- Task to complete -
Reproduce word for word the rows below, beginning with the first row and continuing through the row that contains "scroll-thumb[interactable] xyxy=(615,680,617,687)", with both of those rows included.

+++

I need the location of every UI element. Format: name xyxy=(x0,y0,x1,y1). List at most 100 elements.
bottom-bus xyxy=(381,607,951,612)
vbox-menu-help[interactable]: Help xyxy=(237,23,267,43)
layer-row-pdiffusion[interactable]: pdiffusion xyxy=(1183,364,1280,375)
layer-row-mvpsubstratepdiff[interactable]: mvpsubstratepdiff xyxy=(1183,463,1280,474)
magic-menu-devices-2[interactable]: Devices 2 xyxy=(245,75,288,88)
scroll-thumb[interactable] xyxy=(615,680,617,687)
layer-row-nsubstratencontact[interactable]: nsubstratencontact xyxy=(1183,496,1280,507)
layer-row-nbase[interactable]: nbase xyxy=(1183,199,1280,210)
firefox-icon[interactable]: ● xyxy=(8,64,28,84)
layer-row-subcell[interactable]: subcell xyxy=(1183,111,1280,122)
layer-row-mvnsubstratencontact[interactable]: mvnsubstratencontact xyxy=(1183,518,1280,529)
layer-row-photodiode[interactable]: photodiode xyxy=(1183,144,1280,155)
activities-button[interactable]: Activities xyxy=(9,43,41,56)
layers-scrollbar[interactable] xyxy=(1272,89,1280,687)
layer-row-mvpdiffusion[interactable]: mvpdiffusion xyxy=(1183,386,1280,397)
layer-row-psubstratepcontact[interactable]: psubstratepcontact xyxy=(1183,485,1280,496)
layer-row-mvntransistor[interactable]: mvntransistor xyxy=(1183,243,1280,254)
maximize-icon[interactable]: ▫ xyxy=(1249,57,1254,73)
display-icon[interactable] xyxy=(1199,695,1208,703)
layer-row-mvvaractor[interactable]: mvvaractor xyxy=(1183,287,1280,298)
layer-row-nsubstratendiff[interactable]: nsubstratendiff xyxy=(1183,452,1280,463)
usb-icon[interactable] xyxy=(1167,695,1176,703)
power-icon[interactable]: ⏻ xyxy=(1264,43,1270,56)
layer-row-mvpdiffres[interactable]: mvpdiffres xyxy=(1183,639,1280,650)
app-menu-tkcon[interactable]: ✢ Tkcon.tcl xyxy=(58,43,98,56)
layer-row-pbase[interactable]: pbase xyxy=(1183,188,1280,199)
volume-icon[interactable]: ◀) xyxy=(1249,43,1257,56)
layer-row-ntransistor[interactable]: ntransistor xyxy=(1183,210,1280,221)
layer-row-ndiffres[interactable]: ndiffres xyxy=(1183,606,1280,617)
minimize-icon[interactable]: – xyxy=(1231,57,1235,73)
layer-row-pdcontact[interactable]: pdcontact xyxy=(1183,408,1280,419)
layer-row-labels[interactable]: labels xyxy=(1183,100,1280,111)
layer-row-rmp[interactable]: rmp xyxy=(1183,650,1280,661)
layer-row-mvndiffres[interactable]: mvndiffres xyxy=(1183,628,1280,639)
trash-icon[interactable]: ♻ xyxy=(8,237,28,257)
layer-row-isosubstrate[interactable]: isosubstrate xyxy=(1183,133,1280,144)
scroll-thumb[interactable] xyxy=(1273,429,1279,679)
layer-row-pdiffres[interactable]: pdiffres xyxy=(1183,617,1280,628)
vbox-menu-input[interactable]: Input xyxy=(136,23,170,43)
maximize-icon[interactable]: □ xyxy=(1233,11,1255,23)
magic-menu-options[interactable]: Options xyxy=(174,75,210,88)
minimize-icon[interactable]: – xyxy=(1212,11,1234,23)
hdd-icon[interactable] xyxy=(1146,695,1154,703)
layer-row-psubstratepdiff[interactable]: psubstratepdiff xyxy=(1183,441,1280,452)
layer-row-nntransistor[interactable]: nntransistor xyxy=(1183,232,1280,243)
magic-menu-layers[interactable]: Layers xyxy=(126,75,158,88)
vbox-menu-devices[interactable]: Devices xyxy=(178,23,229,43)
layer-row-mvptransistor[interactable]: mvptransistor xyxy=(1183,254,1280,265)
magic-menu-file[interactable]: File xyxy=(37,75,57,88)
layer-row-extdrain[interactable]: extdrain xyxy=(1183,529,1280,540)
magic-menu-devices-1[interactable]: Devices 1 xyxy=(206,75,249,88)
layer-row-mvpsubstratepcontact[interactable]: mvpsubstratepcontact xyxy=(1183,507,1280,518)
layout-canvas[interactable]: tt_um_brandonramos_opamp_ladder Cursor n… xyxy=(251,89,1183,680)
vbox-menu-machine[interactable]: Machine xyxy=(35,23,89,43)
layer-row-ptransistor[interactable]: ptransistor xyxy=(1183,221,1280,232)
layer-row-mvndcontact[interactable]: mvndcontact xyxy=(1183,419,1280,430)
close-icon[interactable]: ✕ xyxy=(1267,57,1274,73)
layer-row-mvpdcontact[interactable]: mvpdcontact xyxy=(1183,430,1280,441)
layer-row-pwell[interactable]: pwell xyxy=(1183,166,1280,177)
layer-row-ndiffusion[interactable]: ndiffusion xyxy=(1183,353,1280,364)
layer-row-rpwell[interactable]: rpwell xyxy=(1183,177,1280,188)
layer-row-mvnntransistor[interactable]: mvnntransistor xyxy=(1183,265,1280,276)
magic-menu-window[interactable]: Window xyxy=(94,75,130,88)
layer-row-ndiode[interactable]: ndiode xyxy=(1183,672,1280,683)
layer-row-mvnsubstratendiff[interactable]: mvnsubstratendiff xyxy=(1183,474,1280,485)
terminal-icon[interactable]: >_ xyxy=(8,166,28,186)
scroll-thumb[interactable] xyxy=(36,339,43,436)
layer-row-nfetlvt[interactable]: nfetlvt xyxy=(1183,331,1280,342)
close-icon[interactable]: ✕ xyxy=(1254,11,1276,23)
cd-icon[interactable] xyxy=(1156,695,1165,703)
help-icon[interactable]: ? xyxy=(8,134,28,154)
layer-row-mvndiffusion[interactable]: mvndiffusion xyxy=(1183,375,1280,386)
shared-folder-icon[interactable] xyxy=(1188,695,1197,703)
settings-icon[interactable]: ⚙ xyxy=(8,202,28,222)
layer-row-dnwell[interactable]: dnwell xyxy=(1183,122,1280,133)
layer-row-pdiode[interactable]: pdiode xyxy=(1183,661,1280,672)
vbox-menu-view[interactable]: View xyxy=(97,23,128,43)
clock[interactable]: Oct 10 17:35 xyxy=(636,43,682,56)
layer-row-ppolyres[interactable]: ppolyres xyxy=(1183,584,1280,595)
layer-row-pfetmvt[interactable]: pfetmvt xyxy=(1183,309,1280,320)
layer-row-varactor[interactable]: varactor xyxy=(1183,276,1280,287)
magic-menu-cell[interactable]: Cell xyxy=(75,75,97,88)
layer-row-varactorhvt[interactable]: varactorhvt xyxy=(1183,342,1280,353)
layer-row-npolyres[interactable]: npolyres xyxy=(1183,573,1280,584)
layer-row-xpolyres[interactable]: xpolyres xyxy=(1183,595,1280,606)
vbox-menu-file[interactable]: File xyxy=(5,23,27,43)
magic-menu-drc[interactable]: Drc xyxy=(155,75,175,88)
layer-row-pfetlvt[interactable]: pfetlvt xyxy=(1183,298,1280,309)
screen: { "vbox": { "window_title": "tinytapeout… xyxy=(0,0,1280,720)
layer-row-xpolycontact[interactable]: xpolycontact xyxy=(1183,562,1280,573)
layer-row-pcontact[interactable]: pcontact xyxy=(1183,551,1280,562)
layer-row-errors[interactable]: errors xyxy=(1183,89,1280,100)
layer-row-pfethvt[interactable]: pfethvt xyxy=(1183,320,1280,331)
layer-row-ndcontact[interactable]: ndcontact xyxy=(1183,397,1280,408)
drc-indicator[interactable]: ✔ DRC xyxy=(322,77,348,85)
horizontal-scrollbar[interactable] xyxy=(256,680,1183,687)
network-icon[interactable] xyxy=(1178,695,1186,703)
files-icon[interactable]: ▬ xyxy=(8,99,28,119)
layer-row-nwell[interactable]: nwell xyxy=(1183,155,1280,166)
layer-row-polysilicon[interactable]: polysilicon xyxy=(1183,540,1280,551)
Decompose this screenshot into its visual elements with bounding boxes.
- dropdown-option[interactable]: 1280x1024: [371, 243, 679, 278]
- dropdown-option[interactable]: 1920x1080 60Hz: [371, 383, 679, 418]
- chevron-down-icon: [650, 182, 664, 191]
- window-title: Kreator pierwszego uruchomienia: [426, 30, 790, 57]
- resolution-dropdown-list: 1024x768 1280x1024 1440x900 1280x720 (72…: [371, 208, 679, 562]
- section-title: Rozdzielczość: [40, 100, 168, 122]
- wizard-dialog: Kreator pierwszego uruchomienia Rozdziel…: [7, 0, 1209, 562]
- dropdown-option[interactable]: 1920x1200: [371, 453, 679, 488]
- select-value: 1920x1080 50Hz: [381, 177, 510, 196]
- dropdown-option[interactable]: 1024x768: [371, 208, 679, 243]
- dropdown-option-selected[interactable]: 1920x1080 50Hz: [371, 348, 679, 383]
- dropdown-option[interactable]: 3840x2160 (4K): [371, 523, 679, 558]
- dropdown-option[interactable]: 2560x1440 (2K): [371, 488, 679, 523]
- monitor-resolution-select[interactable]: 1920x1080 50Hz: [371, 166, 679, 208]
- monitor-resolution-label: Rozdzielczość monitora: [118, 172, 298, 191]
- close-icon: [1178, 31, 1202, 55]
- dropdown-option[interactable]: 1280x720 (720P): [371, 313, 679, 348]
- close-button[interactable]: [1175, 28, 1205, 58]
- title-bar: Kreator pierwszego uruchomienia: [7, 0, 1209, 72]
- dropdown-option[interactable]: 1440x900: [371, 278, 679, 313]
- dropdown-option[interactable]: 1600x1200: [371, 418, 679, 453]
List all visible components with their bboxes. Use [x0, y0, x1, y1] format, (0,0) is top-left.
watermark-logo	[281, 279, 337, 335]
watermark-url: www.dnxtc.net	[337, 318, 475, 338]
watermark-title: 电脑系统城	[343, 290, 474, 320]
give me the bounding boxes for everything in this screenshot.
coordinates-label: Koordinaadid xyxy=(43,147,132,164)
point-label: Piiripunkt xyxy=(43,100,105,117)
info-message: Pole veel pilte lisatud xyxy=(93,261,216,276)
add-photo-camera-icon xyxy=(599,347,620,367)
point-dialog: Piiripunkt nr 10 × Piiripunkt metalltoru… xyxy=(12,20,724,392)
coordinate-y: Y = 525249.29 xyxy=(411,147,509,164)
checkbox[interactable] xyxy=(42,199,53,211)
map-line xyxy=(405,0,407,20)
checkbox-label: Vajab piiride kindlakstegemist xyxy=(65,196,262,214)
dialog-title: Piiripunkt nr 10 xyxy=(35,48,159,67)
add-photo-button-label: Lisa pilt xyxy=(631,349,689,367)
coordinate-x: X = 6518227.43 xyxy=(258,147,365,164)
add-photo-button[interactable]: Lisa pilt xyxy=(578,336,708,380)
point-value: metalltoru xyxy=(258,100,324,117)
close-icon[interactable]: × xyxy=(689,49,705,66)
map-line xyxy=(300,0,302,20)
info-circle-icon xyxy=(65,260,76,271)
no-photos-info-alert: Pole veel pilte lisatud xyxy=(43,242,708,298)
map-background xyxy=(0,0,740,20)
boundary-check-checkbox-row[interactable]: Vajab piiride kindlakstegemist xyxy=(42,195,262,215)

+++

- Full solution -
I need the location of every UI element. Format: name xyxy=(x0,y0,x1,y1). List at most 100 elements.
bottom-bus xyxy=(381,607,951,612)
vbox-menu-help[interactable]: Help xyxy=(237,23,267,43)
layer-row-pdiffusion[interactable]: pdiffusion xyxy=(1183,364,1280,375)
layer-row-mvpsubstratepdiff[interactable]: mvpsubstratepdiff xyxy=(1183,463,1280,474)
magic-menu-devices-2[interactable]: Devices 2 xyxy=(245,75,288,88)
scroll-thumb[interactable] xyxy=(615,680,617,687)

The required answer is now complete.